- MATERIAL FOR THIS EXERCISE -
★ ★ ★

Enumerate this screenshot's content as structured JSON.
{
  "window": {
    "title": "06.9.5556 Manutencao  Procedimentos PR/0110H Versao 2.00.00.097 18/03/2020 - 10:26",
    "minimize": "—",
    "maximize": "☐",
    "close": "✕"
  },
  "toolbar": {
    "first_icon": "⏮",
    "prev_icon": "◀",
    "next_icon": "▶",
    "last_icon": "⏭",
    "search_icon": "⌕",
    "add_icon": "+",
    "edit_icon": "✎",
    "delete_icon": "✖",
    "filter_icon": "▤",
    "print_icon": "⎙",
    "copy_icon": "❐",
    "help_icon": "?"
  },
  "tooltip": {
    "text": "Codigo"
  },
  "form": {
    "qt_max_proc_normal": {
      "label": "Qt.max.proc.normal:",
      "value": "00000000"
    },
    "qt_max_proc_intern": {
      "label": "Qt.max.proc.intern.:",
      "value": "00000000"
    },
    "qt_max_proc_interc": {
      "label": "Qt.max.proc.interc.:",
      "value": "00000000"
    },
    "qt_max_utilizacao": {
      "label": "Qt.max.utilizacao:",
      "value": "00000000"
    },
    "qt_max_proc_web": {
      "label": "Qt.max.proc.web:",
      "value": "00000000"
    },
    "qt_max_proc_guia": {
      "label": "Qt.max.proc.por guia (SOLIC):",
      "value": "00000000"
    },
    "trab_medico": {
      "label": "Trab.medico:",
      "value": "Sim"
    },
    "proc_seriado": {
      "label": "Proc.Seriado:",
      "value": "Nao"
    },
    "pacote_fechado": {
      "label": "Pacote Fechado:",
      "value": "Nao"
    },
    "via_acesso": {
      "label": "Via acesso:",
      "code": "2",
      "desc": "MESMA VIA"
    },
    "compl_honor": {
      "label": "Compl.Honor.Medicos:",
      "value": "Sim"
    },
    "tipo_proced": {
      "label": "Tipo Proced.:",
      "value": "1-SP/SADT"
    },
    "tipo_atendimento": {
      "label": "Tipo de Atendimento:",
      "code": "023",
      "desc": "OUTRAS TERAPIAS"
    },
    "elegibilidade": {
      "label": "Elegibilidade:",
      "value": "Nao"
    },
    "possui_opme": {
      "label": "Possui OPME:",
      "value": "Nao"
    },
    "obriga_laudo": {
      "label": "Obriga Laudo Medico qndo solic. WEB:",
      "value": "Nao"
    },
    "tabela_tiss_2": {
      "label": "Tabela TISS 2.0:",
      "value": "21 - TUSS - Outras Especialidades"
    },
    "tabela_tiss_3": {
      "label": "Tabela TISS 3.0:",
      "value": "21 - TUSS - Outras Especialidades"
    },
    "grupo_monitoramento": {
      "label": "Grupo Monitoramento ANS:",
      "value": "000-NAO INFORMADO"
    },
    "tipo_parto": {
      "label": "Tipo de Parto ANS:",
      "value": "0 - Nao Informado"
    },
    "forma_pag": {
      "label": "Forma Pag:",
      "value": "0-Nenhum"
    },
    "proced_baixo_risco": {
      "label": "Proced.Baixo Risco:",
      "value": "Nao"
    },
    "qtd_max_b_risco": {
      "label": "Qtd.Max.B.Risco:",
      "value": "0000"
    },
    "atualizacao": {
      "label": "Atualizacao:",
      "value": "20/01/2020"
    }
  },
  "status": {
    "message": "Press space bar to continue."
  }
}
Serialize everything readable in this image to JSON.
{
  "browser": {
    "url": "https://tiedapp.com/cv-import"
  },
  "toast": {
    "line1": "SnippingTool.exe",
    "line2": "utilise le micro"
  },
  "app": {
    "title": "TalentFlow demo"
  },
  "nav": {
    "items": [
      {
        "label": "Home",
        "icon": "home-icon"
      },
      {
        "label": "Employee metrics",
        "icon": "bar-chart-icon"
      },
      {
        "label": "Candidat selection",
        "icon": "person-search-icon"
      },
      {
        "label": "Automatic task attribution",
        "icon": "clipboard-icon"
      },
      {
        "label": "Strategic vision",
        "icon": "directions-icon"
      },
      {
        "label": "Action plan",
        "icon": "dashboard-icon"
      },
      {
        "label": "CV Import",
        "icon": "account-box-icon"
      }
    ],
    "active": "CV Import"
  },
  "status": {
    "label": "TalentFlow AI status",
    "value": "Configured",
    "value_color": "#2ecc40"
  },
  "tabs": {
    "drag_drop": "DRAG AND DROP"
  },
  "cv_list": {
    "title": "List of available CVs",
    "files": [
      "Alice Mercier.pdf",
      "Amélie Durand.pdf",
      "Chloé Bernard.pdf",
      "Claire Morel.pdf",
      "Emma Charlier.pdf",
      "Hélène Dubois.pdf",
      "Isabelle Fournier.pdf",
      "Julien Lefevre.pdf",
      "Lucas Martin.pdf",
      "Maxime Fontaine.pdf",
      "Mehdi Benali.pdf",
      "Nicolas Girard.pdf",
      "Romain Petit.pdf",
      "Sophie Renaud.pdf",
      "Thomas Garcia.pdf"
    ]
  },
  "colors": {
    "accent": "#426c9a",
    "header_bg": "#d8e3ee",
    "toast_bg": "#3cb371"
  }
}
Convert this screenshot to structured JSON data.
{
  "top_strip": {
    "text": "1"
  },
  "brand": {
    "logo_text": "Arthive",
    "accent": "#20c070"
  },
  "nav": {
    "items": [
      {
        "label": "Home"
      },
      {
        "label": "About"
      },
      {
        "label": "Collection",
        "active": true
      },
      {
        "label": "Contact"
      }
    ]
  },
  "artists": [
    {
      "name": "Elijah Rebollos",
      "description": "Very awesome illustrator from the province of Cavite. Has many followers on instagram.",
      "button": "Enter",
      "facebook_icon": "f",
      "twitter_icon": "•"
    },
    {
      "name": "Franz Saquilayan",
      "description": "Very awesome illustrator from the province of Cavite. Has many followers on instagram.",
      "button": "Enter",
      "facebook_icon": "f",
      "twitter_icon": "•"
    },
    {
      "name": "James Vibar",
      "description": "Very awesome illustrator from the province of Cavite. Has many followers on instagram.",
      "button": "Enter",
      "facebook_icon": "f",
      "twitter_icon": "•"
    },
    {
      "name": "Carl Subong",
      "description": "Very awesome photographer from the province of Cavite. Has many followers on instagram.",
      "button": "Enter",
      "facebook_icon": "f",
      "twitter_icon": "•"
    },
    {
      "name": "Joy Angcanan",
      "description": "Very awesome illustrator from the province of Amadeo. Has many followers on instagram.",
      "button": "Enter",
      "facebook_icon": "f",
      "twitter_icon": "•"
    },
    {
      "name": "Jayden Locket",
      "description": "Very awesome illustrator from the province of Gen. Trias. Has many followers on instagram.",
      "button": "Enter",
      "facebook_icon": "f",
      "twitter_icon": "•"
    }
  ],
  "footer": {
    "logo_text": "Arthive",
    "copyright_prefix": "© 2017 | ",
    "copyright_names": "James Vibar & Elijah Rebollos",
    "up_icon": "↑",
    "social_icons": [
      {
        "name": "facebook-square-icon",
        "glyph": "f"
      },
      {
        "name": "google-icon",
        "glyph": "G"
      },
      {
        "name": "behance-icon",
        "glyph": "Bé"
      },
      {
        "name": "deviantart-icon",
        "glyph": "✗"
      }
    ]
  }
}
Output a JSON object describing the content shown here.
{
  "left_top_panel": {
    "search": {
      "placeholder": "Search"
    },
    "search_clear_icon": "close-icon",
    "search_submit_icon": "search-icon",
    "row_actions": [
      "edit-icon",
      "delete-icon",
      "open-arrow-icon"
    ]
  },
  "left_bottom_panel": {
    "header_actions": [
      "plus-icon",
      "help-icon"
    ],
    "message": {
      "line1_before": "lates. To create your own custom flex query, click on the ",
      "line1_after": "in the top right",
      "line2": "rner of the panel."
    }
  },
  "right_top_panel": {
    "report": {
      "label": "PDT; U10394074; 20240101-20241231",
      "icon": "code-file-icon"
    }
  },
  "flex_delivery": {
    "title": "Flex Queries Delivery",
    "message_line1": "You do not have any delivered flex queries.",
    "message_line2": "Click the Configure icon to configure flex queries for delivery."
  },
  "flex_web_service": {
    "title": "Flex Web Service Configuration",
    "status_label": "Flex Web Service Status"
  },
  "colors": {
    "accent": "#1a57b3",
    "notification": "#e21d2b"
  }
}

★ ★ ★

- STATED GOAL -
From the line holding "Output a JSON" down to the final line above, quote every line exactly and only those lines.

- SOLUTION TO THIS PROBLEM -
Output a JSON object describing the content shown here.
{
  "left_top_panel": {
    "search": {
      "placeholder": "Search"
    },
    "search_clear_icon": "close-icon",
    "search_submit_icon": "search-icon",
    "row_actions": [
      "edit-icon",
      "delete-icon",
      "open-arrow-icon"
    ]
  },
  "left_bottom_panel": {
    "header_actions": [
      "plus-icon",
      "help-icon"
    ],
    "message": {
      "line1_before": "lates. To create your own custom flex query, click on the ",
      "line1_after": "in the top right",
      "line2": "rner of the panel."
    }
  },
  "right_top_panel": {
    "report": {
      "label": "PDT; U10394074; 20240101-20241231",
      "icon": "code-file-icon"
    }
  },
  "flex_delivery": {
    "title": "Flex Queries Delivery",
    "message_line1": "You do not have any delivered flex queries.",
    "message_line2": "Click the Configure icon to configure flex queries for delivery."
  },
  "flex_web_service": {
    "title": "Flex Web Service Configuration",
    "status_label": "Flex Web Service Status"
  },
  "colors": {
    "accent": "#1a57b3",
    "notification": "#e21d2b"
  }
}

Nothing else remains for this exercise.